··· Extracted text

Posted in Whathaveyou on September 16th, 2019 by JJ Koczan

nazca space fox

One can definitely hear shades of Yawning Man in the sun-reflecting guitar tone of Germany’s Nazca Space Fox, whose second album, Pi, will see release on Sept. 27 through Tonzonen, but that’s more of a beginning point than an end point, and fair enough then that it should arrive via a stream of “Windhund.” The opening track of the impending long-player answers back some of the drift from the Frankfurt trio’s 2017 self-titled debut, which took a similarly mellow-heavy tack, and wants nothing for fluidity while adding a further sense of clearheadedness to the production, directing a jam even as it seems to be unfolding. Entirely instrumental, the song runs eight and a half minutes, so should give you plenty of opportunity to dig into its vibe, and I think once you do, you’ll agree it was worth the trip. I’ll admit I hadn’t heard these cats before, but I’m glad to have the opportunity to get on board here.

······

> **Written exercise A**
According to the post about Nazca Space Fox, when will the album Pi be released?

··· Listed records

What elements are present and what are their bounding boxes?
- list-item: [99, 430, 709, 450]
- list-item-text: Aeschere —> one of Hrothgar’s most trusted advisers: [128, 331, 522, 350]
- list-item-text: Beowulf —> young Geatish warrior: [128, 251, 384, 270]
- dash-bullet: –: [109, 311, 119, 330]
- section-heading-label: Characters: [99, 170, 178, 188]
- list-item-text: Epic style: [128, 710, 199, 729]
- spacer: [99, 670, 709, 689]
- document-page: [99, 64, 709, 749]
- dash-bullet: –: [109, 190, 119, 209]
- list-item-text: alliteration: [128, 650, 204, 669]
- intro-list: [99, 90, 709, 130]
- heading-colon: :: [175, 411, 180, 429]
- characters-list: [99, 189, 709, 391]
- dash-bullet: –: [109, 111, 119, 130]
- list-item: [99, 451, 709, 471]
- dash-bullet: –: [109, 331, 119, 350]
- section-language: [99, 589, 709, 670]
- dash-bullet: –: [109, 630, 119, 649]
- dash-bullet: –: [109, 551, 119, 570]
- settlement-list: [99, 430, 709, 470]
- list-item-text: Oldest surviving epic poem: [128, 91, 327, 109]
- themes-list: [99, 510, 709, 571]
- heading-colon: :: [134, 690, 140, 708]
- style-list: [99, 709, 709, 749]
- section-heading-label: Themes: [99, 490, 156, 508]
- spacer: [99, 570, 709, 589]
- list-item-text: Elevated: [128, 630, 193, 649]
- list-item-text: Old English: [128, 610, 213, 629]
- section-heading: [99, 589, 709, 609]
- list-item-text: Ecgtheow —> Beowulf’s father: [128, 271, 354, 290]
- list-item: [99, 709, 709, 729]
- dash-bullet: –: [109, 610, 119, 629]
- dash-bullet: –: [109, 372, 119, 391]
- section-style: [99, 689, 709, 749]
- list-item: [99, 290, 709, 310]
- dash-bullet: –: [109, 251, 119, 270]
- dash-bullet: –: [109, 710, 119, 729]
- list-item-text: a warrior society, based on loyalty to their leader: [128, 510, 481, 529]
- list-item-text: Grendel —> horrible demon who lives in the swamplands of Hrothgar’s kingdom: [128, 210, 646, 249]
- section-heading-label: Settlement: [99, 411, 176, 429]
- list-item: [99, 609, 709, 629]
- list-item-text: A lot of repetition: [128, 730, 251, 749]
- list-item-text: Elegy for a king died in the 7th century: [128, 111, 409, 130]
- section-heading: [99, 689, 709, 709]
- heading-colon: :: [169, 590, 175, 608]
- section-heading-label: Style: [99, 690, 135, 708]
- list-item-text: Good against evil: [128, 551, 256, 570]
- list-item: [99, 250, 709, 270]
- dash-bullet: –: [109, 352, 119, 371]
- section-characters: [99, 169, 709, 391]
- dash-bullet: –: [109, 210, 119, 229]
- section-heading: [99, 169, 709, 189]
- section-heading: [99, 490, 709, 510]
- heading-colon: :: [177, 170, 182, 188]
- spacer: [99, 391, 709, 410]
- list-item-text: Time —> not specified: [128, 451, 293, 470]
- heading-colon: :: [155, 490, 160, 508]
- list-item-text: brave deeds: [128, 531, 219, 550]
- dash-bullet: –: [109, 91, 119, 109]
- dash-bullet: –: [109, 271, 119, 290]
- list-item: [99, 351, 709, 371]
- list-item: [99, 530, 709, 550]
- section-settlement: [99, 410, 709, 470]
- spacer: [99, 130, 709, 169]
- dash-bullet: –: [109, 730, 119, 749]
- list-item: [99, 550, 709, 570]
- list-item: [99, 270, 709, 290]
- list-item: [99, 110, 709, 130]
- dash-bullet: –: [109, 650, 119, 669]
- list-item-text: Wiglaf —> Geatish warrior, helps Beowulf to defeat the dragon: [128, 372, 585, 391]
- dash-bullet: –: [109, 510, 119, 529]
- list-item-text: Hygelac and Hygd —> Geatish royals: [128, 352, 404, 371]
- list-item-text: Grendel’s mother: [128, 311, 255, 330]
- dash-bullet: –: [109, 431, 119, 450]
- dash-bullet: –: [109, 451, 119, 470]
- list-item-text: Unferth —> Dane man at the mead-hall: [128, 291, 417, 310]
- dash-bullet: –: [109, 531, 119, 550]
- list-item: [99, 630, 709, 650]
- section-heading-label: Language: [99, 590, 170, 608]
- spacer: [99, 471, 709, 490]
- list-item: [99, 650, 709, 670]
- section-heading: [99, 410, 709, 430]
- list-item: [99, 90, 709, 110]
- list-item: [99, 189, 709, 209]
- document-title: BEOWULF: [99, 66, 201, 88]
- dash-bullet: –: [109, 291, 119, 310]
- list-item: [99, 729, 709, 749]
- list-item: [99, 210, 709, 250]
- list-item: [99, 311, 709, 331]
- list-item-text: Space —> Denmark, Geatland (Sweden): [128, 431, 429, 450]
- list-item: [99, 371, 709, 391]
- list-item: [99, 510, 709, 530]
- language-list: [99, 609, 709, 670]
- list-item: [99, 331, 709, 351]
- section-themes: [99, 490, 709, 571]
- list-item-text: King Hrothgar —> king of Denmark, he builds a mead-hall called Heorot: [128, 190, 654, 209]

······

> **Written exercise B**
Update the rows from their first line through the line containing "- section-heading-label: Characters: [99, 170, 178, 188]", replacing "trusted" with "respected" and leaving everything else unchanged. Return only those lines.

> **Final answer A**
On Sept. 27, through Tonzonen.

> **Final answer B**
What elements are present and what are their bounding boxes?
- list-item: [99, 430, 709, 450]
- list-item-text: Aeschere —> one of Hrothgar’s most respected advisers: [128, 331, 522, 350]
- list-item-text: Beowulf —> young Geatish warrior: [128, 251, 384, 270]
- dash-bullet: –: [109, 311, 119, 330]
- section-heading-label: Characters: [99, 170, 178, 188]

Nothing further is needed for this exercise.